● What this exercise asks
**a.** From the Solr faceting reply, print the passage that begins at the words "I've also done" and stops after "also be used.".
**b.** According to the Solr faceting reply, what can Solr already use to cluster the top N hits?

======== Excerpted passage ========

Re: Faceting on text fields

2009-06-09 Thread Otis Gospodnetic

Yao,

Solr can already cluster top N hits using Carrot2:
http://wiki.apache.org/solr/ClusteringComponent

I've also done ugly "manual counting" of terms in top N hits.  For example, 
look at the right side of this:
http://www.simpy.com/user/otis/tag/%22machine+learning%22

Something like http://www.sematext.com/product-key-phrase-extractor.html could 
also be used.

 Otis
--
Sematext -- http://sematext.com/ -- Lucene - Solr - Nutch



- Original Message 
> From: Yao Ge 
> To: solr-user@lucene.apache.org
> Sent: Tuesday, June 9, 2009 3:46:13 PM
> Subject: Re: Faceting on text fields
> 
> 
> Michael,
> 
> Thanks for the update! I definitely need to get a 1.4 build see if it makes
> a difference.

======== Material provided ========

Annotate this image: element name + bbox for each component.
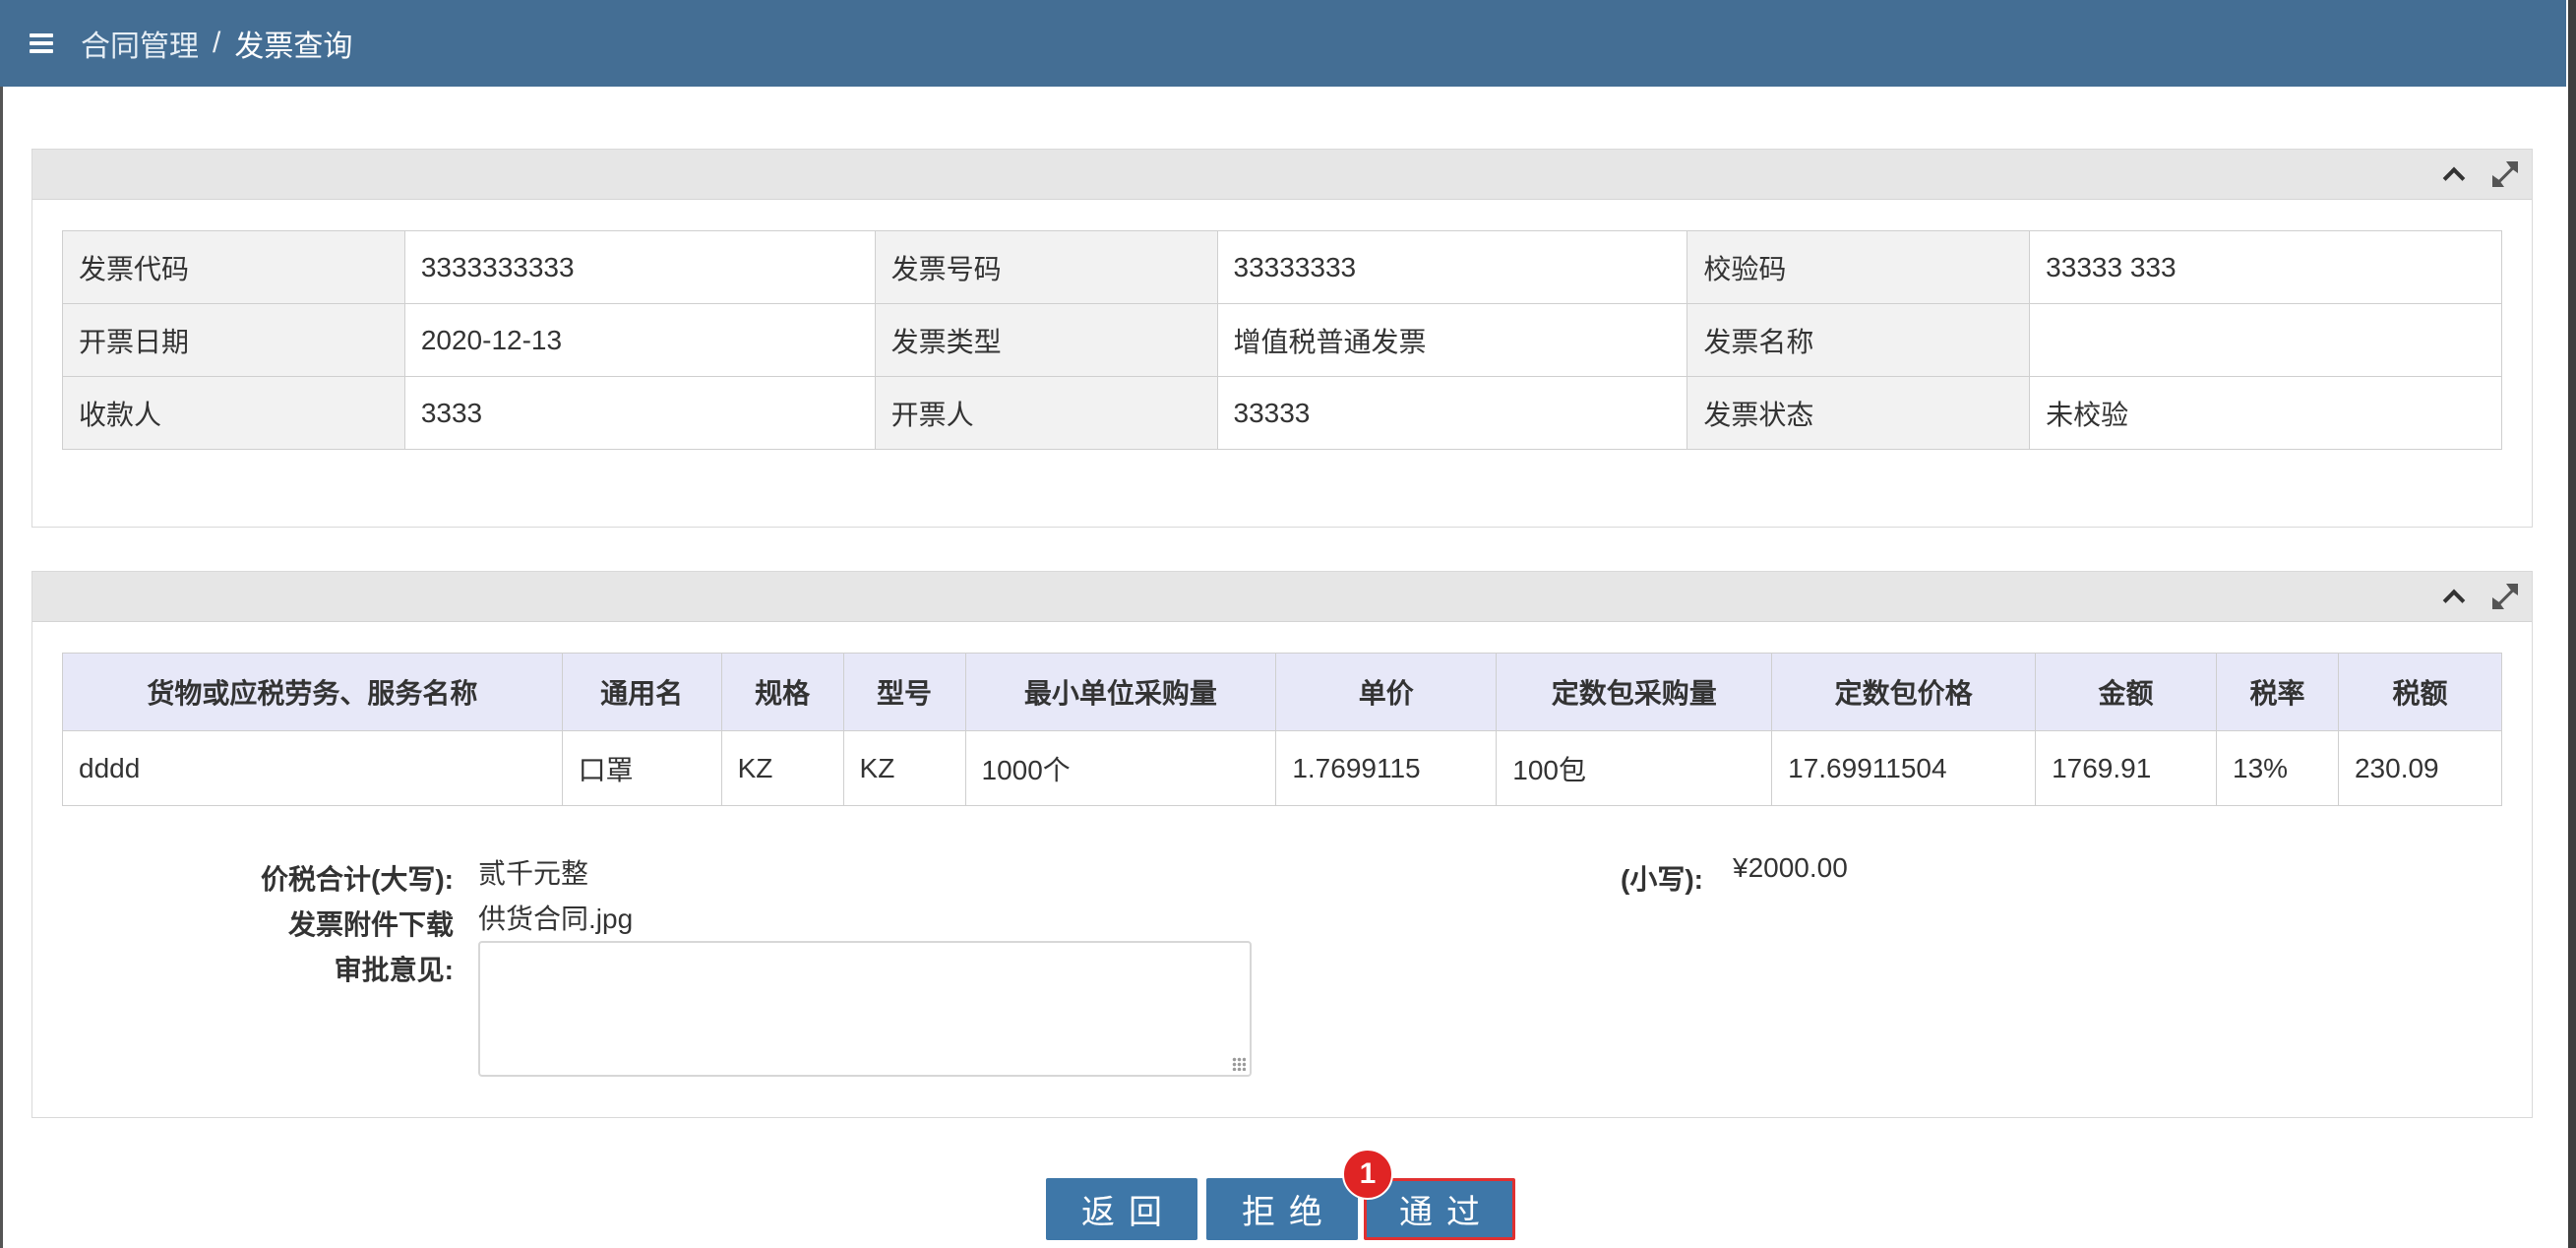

========

● Answers below
**a.**
I've also done ugly "manual counting" of terms in top N hits.  For example, 
look at the right side of this:
http://www.simpy.com/user/otis/tag/%22machine+learning%22

Something like http://www.sematext.com/product-key-phrase-extractor.html could 
also be used.

**b.** Carrot2